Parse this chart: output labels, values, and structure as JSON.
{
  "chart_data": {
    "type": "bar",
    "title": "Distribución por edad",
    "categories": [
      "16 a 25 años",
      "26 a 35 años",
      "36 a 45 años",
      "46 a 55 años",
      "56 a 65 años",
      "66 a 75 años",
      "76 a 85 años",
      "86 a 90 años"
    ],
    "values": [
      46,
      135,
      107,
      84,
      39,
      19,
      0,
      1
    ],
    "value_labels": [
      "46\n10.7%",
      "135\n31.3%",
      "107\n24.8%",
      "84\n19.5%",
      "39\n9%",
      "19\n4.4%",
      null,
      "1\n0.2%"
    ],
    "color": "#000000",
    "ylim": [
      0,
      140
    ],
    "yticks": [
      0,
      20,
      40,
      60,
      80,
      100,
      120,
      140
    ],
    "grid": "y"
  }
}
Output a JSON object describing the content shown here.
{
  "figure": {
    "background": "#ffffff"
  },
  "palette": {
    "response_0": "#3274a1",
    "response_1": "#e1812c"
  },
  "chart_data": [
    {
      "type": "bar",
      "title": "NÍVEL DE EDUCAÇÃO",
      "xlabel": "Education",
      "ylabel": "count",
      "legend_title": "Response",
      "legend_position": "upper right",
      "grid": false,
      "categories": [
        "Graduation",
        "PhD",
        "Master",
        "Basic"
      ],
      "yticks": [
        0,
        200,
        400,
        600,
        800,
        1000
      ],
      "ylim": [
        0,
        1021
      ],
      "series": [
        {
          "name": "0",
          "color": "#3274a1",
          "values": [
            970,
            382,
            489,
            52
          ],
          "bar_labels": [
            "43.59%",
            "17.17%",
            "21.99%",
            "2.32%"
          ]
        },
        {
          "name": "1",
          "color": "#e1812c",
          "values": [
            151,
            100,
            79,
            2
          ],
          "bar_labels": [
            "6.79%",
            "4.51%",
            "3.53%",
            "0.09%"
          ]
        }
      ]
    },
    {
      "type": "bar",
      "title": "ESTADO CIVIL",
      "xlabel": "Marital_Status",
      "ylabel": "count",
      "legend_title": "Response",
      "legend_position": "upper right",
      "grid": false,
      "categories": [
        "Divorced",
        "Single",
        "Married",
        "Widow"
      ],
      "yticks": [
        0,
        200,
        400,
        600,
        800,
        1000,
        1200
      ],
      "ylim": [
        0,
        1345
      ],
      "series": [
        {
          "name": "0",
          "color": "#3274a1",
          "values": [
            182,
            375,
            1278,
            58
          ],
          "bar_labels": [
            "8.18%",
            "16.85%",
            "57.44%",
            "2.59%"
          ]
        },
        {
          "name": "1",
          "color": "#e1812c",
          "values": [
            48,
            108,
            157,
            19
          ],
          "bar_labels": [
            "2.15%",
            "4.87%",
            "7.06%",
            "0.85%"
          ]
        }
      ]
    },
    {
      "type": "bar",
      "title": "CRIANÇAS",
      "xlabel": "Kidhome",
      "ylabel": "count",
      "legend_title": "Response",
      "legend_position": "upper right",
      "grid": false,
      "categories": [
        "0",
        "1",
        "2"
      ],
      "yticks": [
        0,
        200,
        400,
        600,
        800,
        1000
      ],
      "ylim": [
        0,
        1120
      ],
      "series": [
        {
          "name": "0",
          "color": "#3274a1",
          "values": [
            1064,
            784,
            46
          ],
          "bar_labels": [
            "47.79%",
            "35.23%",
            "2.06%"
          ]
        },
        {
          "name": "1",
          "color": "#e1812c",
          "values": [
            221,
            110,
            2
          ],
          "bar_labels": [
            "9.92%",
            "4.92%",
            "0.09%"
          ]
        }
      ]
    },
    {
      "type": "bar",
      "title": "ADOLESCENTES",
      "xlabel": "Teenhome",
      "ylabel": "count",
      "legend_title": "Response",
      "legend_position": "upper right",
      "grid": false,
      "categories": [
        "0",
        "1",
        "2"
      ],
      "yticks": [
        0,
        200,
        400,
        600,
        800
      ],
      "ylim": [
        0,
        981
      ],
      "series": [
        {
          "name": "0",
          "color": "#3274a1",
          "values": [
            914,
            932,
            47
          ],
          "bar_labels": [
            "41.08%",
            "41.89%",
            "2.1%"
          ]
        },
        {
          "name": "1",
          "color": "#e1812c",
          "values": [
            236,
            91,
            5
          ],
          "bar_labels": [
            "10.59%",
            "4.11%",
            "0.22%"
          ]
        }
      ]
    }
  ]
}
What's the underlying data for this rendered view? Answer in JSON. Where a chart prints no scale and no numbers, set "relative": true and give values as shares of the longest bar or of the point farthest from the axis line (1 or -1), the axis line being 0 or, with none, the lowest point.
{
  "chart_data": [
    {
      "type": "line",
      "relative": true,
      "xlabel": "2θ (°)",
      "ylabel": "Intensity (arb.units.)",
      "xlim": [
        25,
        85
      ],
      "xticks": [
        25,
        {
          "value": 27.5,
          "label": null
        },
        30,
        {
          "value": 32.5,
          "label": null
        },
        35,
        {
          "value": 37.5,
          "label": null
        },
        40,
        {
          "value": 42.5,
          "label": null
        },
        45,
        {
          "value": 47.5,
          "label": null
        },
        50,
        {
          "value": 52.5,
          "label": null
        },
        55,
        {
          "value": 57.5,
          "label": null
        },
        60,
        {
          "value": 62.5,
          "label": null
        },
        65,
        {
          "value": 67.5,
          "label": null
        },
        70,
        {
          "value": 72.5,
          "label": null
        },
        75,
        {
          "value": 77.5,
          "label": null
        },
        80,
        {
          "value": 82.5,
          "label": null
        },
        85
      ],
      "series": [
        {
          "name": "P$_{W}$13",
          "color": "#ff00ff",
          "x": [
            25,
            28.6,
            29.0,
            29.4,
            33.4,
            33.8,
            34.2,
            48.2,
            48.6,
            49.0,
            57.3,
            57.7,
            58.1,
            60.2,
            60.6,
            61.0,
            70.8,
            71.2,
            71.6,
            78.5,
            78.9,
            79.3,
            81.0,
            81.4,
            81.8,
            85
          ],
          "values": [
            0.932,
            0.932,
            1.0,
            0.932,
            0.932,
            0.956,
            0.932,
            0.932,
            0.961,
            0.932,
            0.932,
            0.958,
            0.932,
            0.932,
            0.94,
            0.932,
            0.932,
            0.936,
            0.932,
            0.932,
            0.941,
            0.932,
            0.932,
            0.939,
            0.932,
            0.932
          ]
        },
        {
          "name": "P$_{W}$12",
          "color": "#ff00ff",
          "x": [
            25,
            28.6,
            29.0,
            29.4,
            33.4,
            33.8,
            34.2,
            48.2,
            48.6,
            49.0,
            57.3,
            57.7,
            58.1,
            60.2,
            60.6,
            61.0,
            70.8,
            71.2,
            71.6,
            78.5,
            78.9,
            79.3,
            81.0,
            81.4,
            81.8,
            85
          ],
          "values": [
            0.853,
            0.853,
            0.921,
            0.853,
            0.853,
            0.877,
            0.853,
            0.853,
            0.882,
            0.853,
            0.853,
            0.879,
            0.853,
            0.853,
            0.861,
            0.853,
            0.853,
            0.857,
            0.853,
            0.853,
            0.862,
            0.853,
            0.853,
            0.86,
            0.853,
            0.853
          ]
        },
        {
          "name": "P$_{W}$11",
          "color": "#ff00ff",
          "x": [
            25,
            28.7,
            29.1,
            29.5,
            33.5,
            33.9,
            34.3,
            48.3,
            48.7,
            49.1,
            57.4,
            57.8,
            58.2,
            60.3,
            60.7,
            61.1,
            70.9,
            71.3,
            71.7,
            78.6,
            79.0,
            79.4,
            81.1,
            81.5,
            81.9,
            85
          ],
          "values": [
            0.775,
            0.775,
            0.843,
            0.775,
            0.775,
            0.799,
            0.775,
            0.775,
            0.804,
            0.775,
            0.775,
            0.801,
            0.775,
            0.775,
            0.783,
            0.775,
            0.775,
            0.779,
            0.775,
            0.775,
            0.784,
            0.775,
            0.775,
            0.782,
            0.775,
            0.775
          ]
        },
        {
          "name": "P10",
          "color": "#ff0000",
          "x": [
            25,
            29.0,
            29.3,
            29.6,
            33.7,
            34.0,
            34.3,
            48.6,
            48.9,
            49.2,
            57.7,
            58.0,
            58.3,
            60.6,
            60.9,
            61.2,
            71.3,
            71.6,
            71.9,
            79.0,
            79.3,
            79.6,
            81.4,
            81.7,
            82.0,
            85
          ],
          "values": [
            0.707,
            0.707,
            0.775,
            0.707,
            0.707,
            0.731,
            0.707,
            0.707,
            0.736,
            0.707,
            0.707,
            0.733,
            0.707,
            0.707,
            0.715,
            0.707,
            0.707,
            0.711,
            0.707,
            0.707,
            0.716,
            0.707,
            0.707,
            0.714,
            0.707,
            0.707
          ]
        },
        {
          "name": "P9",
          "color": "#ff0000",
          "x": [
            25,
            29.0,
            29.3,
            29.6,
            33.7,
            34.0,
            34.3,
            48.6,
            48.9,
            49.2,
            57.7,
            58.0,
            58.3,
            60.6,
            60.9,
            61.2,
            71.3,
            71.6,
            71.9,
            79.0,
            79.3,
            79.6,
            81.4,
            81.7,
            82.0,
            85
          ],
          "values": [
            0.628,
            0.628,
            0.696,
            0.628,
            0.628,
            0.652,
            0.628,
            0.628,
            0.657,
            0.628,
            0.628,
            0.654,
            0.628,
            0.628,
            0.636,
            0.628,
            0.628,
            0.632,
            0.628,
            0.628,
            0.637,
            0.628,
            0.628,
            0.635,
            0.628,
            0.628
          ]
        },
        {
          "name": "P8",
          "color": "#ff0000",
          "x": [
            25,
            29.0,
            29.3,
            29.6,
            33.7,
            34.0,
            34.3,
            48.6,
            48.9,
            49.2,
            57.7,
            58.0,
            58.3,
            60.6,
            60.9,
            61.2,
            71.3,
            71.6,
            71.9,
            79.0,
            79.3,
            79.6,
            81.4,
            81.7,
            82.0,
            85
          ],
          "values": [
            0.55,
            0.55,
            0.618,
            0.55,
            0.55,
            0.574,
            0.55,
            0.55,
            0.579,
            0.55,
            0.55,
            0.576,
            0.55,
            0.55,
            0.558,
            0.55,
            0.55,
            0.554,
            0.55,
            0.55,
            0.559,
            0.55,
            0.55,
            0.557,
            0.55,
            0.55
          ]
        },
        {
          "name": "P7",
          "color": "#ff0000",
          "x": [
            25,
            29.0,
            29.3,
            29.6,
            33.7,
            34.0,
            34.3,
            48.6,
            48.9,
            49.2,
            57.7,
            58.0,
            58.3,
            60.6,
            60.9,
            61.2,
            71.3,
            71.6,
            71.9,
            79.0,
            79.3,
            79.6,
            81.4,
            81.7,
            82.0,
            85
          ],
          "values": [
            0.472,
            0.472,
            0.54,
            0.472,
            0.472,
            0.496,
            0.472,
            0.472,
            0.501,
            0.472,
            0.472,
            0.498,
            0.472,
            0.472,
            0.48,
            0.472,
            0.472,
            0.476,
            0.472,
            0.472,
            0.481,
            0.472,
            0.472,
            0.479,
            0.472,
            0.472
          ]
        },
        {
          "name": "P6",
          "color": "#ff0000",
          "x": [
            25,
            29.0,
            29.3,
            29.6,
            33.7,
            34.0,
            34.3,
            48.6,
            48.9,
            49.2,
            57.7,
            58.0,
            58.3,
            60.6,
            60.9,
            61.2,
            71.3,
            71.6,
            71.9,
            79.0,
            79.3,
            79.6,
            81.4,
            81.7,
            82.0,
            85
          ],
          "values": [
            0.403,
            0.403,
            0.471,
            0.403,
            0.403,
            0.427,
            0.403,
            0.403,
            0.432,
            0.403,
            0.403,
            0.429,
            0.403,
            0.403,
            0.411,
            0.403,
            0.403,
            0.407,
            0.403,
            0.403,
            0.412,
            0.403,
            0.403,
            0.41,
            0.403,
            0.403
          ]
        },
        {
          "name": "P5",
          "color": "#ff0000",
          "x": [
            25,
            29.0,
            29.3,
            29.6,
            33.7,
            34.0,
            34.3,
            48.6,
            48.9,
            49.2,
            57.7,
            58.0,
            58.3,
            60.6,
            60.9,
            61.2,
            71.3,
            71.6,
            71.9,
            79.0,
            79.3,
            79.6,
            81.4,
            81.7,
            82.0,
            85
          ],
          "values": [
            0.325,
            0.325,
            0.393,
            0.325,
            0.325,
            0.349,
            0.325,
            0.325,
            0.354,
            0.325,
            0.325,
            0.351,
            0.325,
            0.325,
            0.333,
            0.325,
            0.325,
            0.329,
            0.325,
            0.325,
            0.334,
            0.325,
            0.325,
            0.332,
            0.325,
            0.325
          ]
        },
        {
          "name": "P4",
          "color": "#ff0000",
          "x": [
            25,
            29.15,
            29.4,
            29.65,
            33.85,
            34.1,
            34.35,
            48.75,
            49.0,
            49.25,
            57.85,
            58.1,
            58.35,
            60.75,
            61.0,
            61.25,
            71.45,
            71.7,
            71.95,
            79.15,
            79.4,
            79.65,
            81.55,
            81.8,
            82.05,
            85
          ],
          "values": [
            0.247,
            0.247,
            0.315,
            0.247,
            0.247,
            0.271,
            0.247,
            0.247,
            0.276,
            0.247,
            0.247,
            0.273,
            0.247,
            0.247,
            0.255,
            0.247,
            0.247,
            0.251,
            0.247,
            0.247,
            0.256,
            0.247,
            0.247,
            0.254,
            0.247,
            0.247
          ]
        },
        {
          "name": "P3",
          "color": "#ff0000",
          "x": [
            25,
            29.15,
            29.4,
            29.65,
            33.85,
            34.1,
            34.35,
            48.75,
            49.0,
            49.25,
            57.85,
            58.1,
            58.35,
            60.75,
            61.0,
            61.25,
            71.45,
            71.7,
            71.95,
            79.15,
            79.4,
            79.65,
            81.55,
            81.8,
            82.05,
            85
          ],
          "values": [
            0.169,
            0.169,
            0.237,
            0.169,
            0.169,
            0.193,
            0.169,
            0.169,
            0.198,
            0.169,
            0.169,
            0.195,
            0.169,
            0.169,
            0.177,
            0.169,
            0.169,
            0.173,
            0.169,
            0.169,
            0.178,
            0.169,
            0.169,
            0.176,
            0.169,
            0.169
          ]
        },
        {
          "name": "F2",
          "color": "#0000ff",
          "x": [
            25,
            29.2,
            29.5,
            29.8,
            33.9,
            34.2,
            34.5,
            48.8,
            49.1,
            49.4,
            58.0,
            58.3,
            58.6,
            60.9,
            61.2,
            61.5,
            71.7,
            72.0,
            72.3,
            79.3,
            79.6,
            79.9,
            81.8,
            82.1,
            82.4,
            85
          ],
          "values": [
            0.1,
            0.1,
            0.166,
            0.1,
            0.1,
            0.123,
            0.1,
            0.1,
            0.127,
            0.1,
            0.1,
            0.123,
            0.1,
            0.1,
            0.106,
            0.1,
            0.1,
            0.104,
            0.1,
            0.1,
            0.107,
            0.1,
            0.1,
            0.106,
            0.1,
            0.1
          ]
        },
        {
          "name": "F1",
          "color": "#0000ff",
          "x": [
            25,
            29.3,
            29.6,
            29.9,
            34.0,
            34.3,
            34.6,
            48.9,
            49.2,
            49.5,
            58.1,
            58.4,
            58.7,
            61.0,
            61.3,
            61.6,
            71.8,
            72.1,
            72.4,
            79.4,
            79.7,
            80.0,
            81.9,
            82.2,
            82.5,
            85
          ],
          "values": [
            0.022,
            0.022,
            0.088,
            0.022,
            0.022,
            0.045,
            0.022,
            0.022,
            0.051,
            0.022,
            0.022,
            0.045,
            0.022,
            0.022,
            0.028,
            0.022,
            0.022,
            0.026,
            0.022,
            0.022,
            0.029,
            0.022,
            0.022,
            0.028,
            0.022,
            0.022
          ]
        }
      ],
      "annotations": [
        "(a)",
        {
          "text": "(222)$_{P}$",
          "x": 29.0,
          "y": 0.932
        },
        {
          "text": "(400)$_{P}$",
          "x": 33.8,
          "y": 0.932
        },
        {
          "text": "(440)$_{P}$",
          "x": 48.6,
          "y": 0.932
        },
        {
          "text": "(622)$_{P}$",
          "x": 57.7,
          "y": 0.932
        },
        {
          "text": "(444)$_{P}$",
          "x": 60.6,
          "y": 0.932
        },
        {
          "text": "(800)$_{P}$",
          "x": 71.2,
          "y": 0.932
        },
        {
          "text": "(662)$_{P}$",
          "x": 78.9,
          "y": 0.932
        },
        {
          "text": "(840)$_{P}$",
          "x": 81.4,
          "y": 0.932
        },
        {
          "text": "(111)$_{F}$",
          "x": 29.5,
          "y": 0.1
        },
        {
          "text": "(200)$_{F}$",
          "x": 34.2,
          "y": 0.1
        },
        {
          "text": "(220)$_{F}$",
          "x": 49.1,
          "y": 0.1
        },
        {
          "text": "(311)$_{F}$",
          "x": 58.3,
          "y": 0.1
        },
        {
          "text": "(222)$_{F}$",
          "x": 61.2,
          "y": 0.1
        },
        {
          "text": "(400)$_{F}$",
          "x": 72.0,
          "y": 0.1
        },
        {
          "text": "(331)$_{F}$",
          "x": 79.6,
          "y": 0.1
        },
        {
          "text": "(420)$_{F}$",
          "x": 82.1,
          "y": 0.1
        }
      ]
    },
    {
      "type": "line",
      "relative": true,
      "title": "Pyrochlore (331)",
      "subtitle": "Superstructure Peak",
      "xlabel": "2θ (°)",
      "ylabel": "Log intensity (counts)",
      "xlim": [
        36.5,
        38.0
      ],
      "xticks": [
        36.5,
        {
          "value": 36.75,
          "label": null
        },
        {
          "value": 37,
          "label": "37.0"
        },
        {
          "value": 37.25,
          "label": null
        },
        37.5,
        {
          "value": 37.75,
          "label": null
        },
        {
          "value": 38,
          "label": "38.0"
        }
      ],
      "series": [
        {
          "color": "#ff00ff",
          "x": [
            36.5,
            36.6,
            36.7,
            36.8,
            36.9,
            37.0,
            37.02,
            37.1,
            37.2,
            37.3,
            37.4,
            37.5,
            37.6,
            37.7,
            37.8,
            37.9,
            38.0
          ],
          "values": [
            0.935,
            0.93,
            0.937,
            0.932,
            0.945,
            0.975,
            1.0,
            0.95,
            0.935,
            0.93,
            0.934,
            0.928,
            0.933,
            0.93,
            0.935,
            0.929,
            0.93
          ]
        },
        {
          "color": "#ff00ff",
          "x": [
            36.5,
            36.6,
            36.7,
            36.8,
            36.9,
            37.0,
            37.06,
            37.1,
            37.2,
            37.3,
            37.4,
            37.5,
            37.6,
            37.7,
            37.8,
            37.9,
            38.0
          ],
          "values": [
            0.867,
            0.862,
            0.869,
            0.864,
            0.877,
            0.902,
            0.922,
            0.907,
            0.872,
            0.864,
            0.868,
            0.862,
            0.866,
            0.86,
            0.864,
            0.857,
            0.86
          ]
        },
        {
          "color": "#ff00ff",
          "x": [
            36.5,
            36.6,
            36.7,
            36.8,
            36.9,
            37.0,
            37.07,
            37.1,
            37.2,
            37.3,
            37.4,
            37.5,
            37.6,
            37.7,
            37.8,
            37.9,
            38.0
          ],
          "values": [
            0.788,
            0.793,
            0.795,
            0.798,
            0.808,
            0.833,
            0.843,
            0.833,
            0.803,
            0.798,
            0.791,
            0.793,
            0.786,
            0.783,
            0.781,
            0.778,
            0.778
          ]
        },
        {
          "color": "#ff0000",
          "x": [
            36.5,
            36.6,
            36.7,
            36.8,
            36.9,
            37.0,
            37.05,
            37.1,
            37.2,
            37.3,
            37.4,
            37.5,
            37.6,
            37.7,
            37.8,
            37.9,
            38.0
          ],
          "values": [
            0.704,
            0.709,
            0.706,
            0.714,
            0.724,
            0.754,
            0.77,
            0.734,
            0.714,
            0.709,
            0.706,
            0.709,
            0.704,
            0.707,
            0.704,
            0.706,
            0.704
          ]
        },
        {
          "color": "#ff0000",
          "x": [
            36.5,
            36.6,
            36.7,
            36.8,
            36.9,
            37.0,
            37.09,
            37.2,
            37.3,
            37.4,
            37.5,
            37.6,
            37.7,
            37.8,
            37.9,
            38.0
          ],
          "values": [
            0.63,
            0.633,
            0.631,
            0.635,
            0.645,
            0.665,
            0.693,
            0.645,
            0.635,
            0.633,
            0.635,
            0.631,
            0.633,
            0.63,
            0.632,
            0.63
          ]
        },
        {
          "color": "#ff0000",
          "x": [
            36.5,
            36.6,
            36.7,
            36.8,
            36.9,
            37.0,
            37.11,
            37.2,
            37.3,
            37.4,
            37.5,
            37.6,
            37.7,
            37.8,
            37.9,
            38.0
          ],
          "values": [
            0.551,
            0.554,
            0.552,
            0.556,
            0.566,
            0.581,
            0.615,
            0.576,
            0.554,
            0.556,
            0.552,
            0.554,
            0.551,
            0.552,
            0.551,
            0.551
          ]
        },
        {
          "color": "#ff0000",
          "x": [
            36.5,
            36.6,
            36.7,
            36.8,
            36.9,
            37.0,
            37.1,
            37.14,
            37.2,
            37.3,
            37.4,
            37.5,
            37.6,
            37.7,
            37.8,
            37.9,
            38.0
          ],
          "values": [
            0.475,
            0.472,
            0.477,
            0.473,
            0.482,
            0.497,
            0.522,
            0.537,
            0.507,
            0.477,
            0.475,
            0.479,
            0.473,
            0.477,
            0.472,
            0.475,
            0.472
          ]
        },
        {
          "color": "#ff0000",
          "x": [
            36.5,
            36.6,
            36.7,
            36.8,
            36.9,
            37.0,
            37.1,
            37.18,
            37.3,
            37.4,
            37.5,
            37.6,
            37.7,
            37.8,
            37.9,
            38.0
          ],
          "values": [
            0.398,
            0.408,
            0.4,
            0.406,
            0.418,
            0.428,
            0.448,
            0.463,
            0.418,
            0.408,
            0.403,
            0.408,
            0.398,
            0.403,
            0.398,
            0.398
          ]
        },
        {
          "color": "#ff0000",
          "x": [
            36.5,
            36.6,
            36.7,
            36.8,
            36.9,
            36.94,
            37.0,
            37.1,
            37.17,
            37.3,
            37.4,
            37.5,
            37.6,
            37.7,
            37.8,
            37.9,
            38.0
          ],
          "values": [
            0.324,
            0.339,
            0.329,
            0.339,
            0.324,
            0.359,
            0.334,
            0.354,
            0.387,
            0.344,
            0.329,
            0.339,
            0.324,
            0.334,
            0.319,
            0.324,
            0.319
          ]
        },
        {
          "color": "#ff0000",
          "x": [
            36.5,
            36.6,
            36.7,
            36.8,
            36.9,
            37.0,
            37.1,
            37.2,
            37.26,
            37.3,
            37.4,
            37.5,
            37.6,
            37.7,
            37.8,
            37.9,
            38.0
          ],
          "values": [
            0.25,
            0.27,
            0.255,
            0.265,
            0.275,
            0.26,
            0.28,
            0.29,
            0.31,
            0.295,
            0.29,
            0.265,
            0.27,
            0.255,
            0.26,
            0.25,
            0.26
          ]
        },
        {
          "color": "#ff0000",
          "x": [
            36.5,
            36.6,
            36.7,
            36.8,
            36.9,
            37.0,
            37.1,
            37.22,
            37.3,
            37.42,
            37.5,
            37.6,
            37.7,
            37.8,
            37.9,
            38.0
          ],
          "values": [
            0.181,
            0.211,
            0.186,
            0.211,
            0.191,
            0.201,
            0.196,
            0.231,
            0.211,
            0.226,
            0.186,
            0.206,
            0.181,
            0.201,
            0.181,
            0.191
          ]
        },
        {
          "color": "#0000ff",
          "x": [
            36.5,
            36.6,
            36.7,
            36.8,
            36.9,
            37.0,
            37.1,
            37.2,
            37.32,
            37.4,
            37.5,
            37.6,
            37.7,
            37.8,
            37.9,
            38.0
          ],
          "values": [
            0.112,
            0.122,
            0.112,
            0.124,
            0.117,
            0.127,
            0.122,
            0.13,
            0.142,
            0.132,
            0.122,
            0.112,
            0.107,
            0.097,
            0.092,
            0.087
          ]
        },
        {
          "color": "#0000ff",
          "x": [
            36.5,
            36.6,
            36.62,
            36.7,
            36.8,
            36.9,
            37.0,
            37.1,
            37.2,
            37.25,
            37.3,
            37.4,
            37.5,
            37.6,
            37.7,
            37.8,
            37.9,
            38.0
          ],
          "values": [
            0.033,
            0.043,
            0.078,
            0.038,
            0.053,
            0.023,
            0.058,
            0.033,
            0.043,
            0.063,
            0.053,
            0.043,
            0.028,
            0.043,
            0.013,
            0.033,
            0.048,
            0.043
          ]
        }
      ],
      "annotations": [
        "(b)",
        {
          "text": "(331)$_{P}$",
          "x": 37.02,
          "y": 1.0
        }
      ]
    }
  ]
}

========================

Of the lines in the material above, state how many contain the string "this"; give no other text.

2